本文抜粋:

ストリーミング映画が従来の「映画」であるかどうかという問題が、昨年来かしましく議論されている。確かに私も「これは大型スクリーンで観たいな」と思わされる作品をDVDで鑑賞せざるを得ないとき、口惜しい思いを抱くことがある。しかしだからといって、「劇場公開しない作品は映画ではない」と言うのは横暴だと感じる。近年、そう感じさせられる優秀なストリーミング映画に出会うことが多い。
例えば、昨年紹介した「アイリッシュマン」など、その一つである。また、21世紀の「クレイマー・クレイマー」ともいわれている「マリッジ・ストーリー」のリアルさは、結婚生活を営むすべての夫婦必見の一作である。そして、このいずれもが「ネットフリックス(ネトフリ)映画」である。その勢いは、第92回アカデミー賞の主要部門ノミネート結果からも感じさせられる。先ほどの2作品は共に作品賞にノミネートされた(残念ながら受賞はならず)。また、主演男優賞には5人中2人、主演女優賞、助演女優賞、監督賞には1人ずつが、ネトフリ作品からノミネートされている。特にすごいのは助演男優賞である。何と5人中3人がネトフリ作品で占められているのだ!

設問:
ストリーミング映画についての本文をもとに、次の問いに答えてください。
1. 筆者は「劇場公開しない作品は映画ではない」と言うことをどう感じていますか。
2. 「マリッジ・ストーリー」は21世紀の何といわれていますか。
3. 第92回アカデミー賞の助演男優賞では、ノミネートされた5人のうち何人がネトフリ作品から選ばれていますか。

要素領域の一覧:
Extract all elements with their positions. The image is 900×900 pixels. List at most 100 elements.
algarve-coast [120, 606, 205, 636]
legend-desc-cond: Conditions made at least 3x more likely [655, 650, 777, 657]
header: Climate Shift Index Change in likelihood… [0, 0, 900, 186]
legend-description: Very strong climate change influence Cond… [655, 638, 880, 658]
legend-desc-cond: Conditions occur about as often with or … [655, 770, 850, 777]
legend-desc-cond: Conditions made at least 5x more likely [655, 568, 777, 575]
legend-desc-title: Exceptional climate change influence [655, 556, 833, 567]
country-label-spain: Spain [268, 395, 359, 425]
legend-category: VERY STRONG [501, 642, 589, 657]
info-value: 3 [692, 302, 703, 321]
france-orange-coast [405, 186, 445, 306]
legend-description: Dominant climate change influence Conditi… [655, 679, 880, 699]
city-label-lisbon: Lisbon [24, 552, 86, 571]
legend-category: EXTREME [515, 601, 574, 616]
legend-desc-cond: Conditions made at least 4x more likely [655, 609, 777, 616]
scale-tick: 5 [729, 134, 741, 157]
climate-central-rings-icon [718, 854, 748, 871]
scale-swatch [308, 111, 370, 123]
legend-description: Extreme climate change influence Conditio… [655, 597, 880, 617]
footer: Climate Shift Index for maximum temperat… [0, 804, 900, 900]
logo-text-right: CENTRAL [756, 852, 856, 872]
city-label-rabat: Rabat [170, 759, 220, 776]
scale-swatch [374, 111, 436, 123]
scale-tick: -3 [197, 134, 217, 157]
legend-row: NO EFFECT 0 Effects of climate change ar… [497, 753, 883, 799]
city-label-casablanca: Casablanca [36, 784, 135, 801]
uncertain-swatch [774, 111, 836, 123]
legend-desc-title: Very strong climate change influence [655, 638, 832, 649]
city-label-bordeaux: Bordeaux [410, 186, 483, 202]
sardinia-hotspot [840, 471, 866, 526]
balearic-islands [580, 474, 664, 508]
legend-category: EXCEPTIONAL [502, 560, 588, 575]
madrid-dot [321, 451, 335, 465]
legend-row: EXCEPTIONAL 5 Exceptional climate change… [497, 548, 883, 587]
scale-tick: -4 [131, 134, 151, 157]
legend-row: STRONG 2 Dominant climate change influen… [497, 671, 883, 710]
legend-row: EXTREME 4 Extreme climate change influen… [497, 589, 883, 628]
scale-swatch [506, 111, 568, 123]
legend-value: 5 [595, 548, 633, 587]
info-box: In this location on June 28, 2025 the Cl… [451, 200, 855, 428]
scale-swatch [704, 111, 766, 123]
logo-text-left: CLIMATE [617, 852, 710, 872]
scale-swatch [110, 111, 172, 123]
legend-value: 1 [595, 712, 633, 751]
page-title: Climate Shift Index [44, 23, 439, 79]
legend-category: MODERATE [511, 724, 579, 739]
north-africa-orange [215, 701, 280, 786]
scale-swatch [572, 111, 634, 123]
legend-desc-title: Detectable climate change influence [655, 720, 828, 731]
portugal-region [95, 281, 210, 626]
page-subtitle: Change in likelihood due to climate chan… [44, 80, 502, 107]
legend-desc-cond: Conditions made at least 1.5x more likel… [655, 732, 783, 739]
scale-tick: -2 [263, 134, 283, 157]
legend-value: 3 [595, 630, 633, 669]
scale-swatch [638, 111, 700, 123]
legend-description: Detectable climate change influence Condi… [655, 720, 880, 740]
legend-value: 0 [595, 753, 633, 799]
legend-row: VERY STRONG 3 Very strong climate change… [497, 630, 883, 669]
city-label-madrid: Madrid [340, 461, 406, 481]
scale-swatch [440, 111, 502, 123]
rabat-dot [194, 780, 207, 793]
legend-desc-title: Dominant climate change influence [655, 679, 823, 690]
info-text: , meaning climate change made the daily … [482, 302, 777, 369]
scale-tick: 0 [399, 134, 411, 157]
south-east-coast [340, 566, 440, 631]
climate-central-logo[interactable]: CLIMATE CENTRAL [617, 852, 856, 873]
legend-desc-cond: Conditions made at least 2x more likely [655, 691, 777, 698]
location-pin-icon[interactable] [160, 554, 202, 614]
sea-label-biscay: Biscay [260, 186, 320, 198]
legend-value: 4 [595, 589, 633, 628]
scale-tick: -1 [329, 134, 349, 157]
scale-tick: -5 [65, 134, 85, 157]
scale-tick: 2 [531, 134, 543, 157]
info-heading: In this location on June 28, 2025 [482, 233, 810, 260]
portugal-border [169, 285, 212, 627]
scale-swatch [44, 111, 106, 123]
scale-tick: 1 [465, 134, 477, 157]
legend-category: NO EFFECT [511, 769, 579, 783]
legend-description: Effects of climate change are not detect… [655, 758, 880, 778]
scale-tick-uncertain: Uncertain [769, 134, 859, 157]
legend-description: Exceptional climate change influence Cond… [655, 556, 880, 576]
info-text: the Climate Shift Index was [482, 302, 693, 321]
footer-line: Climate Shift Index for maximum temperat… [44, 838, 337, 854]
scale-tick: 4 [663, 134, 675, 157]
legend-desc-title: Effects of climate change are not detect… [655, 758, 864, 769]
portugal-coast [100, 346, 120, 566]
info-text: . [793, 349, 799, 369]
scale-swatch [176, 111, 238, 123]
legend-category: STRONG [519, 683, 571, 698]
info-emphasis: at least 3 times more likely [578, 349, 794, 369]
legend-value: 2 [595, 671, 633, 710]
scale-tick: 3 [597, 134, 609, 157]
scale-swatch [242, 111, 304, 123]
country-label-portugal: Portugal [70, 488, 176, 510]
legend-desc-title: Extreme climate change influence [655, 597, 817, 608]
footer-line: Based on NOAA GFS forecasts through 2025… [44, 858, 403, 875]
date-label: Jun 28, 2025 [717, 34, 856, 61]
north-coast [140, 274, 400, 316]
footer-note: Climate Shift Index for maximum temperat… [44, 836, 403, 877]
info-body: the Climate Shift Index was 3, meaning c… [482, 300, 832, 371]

解答:
1. 筆者はそれを横暴だと感じています。
2. 21世紀の「クレイマー・クレイマー」といわれています。
3. 5人のうち3人がネトフリ作品から選ばれています。